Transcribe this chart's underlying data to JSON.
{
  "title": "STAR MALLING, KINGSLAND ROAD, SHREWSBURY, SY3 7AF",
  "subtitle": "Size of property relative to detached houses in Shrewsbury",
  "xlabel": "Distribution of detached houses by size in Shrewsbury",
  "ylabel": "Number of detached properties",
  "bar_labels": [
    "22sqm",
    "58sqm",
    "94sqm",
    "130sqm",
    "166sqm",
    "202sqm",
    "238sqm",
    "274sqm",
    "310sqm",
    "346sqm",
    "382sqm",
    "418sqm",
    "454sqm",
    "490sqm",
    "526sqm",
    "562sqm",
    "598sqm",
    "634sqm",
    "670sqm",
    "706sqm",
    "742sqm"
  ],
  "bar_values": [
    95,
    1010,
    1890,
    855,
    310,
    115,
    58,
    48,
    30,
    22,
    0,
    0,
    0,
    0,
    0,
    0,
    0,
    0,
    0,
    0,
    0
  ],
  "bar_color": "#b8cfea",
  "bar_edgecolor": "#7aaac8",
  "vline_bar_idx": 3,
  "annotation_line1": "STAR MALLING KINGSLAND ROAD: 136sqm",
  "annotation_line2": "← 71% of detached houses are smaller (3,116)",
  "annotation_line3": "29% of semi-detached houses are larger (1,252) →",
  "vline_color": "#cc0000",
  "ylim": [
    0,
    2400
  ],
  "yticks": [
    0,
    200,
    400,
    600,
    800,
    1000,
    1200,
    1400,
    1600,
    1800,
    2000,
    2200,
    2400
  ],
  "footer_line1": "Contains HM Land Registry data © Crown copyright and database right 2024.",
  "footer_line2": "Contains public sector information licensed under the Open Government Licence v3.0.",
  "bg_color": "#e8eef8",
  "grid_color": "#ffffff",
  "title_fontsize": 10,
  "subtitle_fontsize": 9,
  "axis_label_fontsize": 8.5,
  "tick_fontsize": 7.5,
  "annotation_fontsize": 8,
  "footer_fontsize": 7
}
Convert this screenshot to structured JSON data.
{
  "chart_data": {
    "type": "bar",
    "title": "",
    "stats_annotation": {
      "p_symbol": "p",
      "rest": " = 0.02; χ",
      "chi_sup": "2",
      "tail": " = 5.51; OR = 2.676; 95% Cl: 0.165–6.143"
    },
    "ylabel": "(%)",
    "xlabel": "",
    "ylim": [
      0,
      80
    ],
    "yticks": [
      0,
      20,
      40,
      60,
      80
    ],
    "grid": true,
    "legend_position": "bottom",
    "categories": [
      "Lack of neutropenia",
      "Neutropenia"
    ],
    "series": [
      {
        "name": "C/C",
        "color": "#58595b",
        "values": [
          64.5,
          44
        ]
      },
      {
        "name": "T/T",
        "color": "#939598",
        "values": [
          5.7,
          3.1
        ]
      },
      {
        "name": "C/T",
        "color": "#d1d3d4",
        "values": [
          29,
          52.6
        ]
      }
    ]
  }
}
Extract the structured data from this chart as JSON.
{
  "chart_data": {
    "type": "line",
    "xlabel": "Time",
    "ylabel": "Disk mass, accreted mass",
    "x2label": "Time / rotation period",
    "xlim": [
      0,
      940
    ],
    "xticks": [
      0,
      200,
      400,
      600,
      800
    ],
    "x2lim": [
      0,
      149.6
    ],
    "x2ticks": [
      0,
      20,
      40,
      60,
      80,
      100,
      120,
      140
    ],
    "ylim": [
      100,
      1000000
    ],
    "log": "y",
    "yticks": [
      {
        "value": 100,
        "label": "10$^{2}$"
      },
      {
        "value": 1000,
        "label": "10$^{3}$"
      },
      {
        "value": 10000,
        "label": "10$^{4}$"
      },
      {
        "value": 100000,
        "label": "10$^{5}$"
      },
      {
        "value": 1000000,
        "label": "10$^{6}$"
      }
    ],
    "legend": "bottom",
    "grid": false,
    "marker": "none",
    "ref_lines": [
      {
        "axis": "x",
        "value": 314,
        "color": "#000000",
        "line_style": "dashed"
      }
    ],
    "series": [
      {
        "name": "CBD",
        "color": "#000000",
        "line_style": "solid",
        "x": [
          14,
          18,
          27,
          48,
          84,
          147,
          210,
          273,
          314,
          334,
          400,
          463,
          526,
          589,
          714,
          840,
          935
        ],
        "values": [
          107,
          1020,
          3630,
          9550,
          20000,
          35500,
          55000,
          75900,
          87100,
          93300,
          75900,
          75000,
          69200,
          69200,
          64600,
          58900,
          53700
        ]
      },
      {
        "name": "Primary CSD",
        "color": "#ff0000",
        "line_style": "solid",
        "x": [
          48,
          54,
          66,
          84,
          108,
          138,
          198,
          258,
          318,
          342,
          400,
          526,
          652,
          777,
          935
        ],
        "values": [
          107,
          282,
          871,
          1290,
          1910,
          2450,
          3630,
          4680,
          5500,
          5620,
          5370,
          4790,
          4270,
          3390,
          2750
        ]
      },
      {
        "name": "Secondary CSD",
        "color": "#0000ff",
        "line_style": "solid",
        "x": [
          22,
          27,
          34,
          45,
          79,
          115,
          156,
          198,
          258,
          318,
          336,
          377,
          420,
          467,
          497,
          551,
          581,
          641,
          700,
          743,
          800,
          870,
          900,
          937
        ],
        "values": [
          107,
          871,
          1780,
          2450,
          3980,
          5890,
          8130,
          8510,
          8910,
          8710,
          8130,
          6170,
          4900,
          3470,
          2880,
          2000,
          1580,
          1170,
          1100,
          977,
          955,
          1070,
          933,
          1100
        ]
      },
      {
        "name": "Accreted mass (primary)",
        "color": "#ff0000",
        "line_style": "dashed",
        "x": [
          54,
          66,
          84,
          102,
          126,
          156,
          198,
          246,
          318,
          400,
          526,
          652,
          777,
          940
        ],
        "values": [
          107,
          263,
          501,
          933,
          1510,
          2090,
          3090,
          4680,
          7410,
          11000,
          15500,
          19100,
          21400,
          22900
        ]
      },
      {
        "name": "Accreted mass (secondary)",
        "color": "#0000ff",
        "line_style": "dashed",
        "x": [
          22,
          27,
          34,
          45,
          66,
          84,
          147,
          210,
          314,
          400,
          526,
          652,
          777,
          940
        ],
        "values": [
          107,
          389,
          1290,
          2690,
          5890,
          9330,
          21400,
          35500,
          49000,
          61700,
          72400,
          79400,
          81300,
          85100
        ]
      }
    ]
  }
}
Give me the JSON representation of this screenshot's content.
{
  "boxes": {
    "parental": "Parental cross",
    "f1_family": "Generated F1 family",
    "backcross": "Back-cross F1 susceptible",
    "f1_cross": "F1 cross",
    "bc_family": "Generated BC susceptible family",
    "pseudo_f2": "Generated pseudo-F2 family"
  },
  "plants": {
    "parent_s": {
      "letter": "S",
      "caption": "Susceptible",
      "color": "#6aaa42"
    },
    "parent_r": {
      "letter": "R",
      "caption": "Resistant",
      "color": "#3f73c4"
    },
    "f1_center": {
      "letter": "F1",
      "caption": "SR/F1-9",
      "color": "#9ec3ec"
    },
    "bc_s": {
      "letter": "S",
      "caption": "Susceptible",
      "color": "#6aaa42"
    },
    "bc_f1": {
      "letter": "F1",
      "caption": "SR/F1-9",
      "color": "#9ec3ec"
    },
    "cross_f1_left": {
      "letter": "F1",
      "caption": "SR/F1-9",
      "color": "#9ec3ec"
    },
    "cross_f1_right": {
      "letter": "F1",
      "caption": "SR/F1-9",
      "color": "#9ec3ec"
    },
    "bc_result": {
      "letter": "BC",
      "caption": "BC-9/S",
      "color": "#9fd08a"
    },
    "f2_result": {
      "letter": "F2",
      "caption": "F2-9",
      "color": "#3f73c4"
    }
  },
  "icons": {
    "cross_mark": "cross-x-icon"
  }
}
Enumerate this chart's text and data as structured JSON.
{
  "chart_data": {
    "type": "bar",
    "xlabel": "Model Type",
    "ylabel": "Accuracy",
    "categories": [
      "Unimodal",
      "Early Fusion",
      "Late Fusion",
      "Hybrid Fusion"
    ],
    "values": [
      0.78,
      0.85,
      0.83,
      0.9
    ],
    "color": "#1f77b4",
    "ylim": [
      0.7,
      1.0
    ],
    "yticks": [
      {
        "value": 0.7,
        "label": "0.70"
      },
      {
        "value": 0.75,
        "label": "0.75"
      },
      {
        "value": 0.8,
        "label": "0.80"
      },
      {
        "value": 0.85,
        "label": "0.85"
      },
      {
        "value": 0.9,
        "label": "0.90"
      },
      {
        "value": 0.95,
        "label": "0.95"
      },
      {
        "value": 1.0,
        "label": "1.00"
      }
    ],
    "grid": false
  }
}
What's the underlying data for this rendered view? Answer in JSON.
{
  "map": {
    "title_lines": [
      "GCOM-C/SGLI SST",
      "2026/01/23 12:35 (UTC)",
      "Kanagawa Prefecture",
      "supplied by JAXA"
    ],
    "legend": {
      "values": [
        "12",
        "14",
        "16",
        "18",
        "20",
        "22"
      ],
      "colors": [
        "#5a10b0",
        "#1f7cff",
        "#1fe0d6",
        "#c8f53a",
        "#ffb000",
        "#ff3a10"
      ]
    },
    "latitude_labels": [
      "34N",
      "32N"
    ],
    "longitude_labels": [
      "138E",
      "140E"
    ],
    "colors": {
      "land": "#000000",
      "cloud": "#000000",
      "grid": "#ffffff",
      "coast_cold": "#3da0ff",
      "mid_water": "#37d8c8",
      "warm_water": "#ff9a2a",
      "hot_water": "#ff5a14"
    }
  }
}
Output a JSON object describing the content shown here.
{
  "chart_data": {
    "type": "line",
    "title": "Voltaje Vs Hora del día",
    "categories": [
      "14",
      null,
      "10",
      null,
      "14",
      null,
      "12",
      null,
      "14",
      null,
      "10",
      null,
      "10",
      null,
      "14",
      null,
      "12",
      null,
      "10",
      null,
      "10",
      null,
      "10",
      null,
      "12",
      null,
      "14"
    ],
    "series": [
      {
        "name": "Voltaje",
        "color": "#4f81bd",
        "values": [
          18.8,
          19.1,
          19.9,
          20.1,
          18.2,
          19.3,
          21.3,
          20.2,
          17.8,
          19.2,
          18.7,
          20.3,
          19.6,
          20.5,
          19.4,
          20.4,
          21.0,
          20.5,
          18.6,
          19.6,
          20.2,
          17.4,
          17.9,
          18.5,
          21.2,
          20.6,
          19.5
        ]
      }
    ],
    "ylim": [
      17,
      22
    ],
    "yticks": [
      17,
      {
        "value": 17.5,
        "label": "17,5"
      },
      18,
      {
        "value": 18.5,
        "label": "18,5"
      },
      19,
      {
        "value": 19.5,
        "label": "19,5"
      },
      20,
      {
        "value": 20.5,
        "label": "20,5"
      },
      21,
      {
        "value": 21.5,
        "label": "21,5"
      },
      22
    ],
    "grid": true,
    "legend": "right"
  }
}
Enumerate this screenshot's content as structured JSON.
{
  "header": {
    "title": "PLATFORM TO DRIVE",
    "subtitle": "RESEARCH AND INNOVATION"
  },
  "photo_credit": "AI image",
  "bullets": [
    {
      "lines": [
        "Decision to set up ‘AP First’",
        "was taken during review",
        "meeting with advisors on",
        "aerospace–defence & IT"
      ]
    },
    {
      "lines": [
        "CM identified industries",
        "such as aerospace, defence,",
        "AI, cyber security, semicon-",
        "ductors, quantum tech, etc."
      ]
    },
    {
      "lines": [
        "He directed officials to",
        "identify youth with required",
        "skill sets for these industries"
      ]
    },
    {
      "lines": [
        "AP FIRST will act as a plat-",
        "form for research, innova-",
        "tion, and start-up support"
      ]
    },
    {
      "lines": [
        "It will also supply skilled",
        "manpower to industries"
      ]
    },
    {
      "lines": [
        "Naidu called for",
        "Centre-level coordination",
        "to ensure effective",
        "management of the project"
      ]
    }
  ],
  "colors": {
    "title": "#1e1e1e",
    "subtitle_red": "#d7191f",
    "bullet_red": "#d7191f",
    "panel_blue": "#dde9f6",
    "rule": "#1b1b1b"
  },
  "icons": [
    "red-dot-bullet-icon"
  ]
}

····················

— Exercise aim —
Pick out each line that holds the string "Voltaje".

— Task result —
    "title": "Voltaje Vs Hora del día",
        "name": "Voltaje",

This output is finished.